THE EXERCISE.
Filter the entries and keep only the lines where the string "document" appears.

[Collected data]
---
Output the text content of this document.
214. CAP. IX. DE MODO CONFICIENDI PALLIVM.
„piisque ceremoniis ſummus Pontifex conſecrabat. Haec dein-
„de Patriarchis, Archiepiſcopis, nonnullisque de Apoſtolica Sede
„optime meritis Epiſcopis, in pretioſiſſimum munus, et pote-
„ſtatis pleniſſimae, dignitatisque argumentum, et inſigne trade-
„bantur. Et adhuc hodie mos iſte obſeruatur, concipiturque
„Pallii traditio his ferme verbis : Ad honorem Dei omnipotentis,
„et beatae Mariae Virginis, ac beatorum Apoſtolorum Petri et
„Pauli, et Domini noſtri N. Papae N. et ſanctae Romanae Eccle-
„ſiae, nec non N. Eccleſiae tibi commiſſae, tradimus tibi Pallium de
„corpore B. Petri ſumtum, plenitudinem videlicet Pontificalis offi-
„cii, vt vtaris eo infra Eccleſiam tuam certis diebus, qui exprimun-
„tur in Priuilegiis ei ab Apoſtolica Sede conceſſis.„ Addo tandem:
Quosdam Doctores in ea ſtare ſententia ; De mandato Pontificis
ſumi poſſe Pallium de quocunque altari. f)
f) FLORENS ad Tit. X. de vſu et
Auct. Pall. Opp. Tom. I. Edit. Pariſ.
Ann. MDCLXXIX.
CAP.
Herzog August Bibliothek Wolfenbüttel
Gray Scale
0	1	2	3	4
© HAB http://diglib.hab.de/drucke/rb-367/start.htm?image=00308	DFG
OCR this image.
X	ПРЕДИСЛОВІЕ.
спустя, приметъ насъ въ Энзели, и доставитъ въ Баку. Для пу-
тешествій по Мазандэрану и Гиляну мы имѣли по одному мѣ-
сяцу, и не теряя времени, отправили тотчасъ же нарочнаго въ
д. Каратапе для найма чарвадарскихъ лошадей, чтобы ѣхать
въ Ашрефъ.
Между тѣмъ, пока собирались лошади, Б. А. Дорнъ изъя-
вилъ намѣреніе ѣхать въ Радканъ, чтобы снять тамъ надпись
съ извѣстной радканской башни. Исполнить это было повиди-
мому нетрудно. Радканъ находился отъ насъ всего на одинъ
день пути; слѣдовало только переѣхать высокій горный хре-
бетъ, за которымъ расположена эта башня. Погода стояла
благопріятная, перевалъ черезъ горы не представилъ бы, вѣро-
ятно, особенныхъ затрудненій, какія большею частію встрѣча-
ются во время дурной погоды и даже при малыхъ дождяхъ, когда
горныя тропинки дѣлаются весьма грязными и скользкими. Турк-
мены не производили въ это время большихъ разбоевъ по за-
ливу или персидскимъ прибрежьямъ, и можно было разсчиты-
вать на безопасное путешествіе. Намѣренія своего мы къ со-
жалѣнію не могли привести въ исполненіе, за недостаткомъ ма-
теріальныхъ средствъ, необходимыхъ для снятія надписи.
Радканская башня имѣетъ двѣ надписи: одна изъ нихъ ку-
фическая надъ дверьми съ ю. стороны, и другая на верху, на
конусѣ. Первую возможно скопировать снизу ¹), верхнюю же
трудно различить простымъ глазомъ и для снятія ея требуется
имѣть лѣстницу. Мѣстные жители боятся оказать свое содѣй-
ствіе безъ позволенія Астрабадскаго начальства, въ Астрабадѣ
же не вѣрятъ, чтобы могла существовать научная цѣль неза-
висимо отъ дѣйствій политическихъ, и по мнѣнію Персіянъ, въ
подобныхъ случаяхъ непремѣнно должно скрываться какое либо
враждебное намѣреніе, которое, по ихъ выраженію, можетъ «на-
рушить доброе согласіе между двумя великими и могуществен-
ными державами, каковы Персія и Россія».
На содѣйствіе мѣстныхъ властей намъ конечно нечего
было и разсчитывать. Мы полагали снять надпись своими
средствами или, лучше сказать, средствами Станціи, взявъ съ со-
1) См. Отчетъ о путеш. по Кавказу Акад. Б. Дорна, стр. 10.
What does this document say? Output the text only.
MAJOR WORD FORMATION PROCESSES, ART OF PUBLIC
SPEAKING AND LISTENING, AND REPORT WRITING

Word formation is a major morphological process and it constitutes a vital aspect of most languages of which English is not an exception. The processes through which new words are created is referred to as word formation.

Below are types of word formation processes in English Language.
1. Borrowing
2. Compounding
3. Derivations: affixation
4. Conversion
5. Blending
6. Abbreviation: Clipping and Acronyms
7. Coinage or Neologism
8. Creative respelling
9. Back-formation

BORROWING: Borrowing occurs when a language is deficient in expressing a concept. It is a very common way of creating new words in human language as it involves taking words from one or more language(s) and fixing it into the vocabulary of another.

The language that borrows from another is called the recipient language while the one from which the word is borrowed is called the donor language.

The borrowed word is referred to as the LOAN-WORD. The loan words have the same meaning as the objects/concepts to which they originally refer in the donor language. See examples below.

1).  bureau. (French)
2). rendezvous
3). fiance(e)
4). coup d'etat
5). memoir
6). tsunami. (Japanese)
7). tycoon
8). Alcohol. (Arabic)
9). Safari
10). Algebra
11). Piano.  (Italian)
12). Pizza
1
---
RESPONSE TO THIS TASK.
Output the text content of this document.
What does this document say? Output the text only.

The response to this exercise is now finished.